Request —
Filter the records below and copy every line containing the word "연령별로".
## BEGIN
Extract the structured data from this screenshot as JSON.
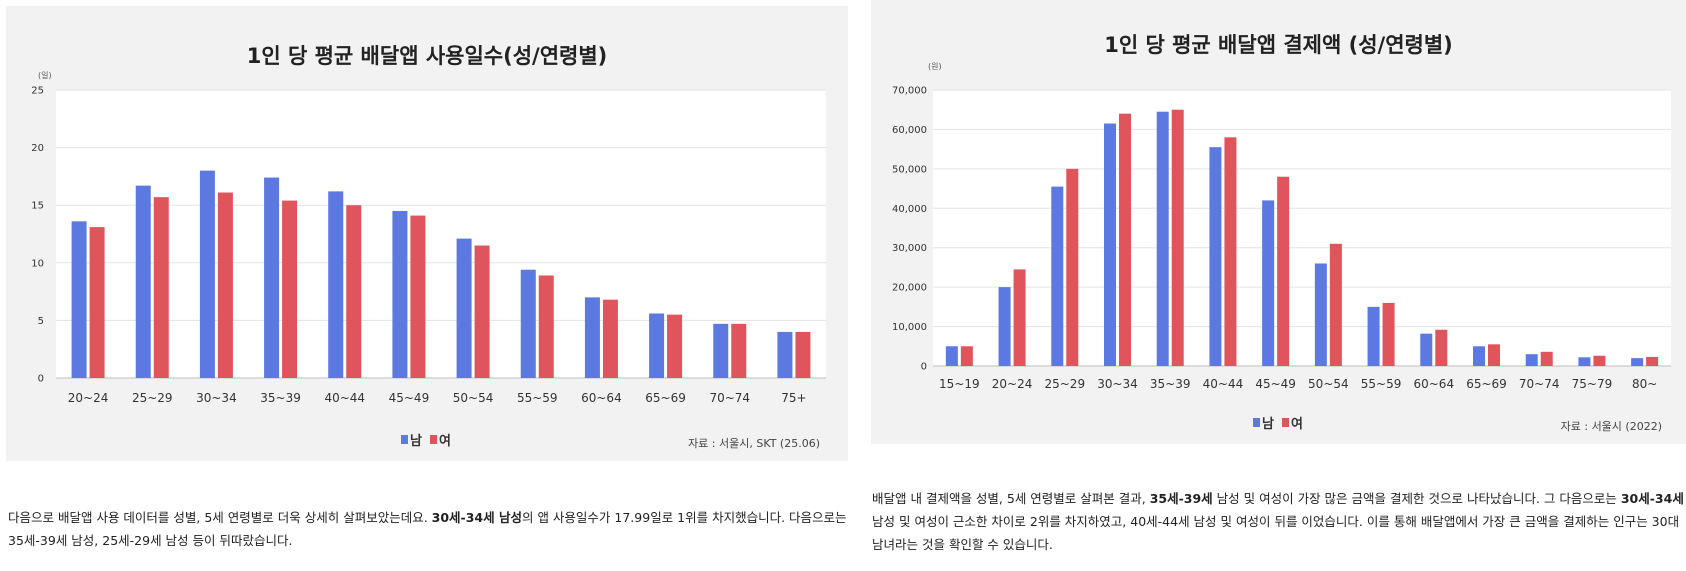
{
  "colors": {
    "male": "#5b79e0",
    "female": "#e0555c",
    "grid": "#e3e3e3",
    "bg": "#f2f2f2"
  },
  "chart_data": [
    {
      "type": "bar",
      "title": "1인 당 평균 배달앱 사용일수(성/연령별)",
      "unit": "(일)",
      "categories": [
        "20~24",
        "25~29",
        "30~34",
        "35~39",
        "40~44",
        "45~49",
        "50~54",
        "55~59",
        "60~64",
        "65~69",
        "70~74",
        "75+"
      ],
      "series": [
        {
          "name": "남",
          "values": [
            13.6,
            16.7,
            18.0,
            17.4,
            16.2,
            14.5,
            12.1,
            9.4,
            7.0,
            5.6,
            4.7,
            4.0
          ]
        },
        {
          "name": "여",
          "values": [
            13.1,
            15.7,
            16.1,
            15.4,
            15.0,
            14.1,
            11.5,
            8.9,
            6.8,
            5.5,
            4.7,
            4.0
          ]
        }
      ],
      "yticks": [
        "0",
        "5",
        "10",
        "15",
        "20",
        "25"
      ],
      "ylim": [
        0,
        25
      ],
      "legend_position": "bottom",
      "source": "자료 : 서울시, SKT (25.06)"
    },
    {
      "type": "bar",
      "title": "1인 당 평균 배달앱 결제액 (성/연령별)",
      "unit": "(원)",
      "categories": [
        "15~19",
        "20~24",
        "25~29",
        "30~34",
        "35~39",
        "40~44",
        "45~49",
        "50~54",
        "55~59",
        "60~64",
        "65~69",
        "70~74",
        "75~79",
        "80~"
      ],
      "series": [
        {
          "name": "남",
          "values": [
            5000,
            20000,
            45500,
            61500,
            64500,
            55500,
            42000,
            26000,
            15000,
            8200,
            5000,
            3000,
            2200,
            2000
          ]
        },
        {
          "name": "여",
          "values": [
            5000,
            24500,
            50000,
            64000,
            65000,
            58000,
            48000,
            31000,
            16000,
            9200,
            5500,
            3600,
            2600,
            2300
          ]
        }
      ],
      "yticks": [
        "0",
        "10,000",
        "20,000",
        "30,000",
        "40,000",
        "50,000",
        "60,000",
        "70,000"
      ],
      "ylim": [
        0,
        70000
      ],
      "legend_position": "bottom",
      "source": "자료 : 서울시 (2022)"
    }
  ],
  "paragraphs": {
    "left": {
      "t1": "다음으로 배달앱 사용 데이터를 성별, 5세 연령별로 더욱 상세히 살펴보았는데요. ",
      "b1": "30세-34세 남성",
      "t2": "의 앱 사용일수가 17.99일로 1위를 차지했습니다. 다음으로는 35세-39세 남성, 25세-29세 남성 등이 뒤따랐습니다."
    },
    "right": {
      "t1": "배달앱 내 결제액을 성별, 5세 연령별로 살펴본 결과, ",
      "b1": "35세-39세",
      "t2": " 남성 및 여성이 가장 많은 금액을 결제한 것으로 나타났습니다. 그 다음으로는 ",
      "b2": "30세-34세",
      "t3": " 남성 및 여성이 근소한 차이로 2위를 차지하였고, 40세-44세 남성 및 여성이 뒤를 이었습니다. 이를 통해 배달앱에서 가장 큰 금액을 결제하는 인구는 30대 남녀라는 것을 확인할 수 있습니다."
    }
  }
}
## END
Expected answer —
      "t1": "다음으로 배달앱 사용 데이터를 성별, 5세 연령별로 더욱 상세히 살펴보았는데요. ",
      "t1": "배달앱 내 결제액을 성별, 5세 연령별로 살펴본 결과, ",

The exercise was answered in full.